STATED EXERCISE:
Identify the lines that include the word "color", then copy all of them.

WORKING DATA:
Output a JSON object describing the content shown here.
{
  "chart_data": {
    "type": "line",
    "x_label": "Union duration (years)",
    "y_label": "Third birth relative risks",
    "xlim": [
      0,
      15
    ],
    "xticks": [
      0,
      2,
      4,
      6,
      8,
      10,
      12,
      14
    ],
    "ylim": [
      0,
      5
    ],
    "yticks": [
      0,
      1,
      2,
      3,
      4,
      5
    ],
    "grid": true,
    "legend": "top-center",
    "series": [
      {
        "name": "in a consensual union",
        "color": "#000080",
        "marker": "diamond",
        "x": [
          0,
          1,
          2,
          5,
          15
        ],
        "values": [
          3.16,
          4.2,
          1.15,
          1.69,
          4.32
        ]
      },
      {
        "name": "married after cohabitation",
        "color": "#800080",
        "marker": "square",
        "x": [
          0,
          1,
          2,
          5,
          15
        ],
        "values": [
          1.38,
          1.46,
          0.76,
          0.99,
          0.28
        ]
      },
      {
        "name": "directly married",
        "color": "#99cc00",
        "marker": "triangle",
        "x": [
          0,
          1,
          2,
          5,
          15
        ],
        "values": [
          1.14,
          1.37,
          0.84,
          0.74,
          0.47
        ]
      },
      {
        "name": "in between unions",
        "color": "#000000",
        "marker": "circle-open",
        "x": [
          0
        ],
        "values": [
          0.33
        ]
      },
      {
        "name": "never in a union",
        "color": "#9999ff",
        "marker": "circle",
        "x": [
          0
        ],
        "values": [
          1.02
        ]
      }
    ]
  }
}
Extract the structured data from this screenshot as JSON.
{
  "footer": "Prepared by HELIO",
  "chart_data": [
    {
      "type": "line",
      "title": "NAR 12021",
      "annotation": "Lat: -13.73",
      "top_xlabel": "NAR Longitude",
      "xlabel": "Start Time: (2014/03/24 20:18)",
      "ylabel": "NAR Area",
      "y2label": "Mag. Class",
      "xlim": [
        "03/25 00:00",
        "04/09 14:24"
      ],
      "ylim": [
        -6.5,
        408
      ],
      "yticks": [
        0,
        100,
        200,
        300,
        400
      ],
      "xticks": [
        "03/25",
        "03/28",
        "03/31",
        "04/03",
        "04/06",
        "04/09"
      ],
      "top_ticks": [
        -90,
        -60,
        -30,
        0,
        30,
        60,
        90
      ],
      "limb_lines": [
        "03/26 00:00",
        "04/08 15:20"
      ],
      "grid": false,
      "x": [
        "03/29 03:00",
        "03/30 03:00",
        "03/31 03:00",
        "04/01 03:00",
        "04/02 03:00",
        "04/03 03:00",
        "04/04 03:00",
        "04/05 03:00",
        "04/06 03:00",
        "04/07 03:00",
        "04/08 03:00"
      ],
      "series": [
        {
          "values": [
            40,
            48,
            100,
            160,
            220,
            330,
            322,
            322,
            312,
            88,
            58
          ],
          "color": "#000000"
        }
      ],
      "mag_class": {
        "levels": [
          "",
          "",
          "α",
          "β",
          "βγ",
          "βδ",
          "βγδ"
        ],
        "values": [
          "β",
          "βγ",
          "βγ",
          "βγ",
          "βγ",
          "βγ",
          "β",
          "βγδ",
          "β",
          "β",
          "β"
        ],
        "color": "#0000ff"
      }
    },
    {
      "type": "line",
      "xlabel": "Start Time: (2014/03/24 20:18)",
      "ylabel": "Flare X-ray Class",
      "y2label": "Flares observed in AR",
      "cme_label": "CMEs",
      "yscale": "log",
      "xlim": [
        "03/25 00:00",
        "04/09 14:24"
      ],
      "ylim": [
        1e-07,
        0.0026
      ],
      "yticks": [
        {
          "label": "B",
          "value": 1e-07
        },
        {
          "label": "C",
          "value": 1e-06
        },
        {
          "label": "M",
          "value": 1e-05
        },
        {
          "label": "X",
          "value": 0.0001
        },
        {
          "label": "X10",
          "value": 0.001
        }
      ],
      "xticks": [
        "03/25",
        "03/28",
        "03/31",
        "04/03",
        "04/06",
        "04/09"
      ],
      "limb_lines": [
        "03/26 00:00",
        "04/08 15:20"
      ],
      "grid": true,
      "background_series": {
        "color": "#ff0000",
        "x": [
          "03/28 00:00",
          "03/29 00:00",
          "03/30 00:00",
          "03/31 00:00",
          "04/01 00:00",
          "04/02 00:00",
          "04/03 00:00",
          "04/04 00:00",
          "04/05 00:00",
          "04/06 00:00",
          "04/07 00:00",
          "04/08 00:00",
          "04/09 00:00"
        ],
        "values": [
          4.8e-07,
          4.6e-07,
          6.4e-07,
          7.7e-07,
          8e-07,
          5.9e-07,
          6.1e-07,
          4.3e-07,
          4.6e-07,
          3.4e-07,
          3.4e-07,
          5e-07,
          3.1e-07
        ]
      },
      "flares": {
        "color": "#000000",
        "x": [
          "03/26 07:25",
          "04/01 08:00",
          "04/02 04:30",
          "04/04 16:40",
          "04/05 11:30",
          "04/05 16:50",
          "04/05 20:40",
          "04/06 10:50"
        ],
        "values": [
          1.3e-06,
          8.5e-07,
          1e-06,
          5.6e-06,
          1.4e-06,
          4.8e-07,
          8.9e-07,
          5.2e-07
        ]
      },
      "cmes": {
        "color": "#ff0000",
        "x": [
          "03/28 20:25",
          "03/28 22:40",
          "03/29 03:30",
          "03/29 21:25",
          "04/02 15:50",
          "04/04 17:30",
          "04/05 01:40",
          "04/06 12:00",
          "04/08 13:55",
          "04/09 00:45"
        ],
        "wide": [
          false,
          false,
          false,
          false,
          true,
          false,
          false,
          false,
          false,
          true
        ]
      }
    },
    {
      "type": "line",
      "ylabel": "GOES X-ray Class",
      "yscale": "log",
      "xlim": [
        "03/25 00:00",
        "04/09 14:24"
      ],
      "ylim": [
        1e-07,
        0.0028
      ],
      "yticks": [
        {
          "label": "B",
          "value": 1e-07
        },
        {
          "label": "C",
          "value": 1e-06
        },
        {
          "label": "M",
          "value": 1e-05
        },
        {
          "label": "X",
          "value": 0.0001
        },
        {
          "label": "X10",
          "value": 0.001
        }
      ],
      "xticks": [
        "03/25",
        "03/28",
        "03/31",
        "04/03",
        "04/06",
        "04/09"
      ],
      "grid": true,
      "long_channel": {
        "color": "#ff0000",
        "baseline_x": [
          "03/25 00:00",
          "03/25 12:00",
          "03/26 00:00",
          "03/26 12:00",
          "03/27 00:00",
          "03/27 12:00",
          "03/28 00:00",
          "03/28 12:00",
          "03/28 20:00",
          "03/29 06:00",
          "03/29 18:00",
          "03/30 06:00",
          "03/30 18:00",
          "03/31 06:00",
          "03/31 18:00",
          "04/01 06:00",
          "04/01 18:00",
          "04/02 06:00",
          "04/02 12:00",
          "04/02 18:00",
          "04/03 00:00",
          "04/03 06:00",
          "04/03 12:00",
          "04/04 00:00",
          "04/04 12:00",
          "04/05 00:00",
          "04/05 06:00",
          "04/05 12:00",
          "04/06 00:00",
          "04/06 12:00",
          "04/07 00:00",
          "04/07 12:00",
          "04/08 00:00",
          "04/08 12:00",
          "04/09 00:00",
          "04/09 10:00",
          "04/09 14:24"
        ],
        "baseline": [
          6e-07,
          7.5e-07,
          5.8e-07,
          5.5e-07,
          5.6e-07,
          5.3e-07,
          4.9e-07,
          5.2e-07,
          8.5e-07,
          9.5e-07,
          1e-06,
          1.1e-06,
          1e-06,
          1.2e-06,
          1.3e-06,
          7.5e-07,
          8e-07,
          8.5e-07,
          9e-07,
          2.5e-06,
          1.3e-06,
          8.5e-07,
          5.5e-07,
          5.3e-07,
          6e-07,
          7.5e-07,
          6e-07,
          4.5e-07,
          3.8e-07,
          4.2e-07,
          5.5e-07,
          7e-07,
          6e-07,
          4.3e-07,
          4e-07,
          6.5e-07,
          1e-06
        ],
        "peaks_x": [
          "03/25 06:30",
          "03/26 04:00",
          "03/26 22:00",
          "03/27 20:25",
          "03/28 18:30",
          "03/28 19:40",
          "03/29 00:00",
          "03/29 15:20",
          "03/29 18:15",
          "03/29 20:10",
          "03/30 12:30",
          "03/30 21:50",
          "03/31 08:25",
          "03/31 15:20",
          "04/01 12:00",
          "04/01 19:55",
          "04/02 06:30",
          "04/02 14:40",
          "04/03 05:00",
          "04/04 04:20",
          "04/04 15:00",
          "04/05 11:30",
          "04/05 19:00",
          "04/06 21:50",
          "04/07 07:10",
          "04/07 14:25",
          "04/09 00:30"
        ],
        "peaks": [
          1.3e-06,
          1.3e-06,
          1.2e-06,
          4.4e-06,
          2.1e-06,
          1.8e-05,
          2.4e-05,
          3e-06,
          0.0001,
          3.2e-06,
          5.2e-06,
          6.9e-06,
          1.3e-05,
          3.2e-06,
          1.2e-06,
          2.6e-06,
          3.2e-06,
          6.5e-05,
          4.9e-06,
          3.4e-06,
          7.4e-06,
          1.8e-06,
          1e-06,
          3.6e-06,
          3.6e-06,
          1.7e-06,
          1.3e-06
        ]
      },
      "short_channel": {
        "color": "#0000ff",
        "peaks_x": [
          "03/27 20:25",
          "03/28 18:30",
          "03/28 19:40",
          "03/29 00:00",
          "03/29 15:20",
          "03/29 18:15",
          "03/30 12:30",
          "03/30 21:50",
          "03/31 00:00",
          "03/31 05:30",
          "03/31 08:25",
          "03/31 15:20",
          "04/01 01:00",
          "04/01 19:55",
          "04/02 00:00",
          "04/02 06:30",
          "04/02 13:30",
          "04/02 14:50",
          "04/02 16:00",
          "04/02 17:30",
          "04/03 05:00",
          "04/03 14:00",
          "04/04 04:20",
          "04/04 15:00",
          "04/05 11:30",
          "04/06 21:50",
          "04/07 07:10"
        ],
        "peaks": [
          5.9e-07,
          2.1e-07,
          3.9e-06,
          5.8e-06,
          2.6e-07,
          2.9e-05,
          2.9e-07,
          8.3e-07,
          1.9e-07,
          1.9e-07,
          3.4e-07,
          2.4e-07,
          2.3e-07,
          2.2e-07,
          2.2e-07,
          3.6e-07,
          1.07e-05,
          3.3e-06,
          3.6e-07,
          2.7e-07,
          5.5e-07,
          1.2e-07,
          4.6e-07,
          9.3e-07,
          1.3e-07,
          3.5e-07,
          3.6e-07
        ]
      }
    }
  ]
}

TASK OUTPUT:
        "color": "#000080",
        "color": "#800080",
        "color": "#99cc00",
        "color": "#000000",
        "color": "#9999ff",
          "color": "#000000"
        "color": "#0000ff"
        "color": "#ff0000",
        "color": "#000000",
        "color": "#ff0000",
        "color": "#ff0000",
        "color": "#0000ff",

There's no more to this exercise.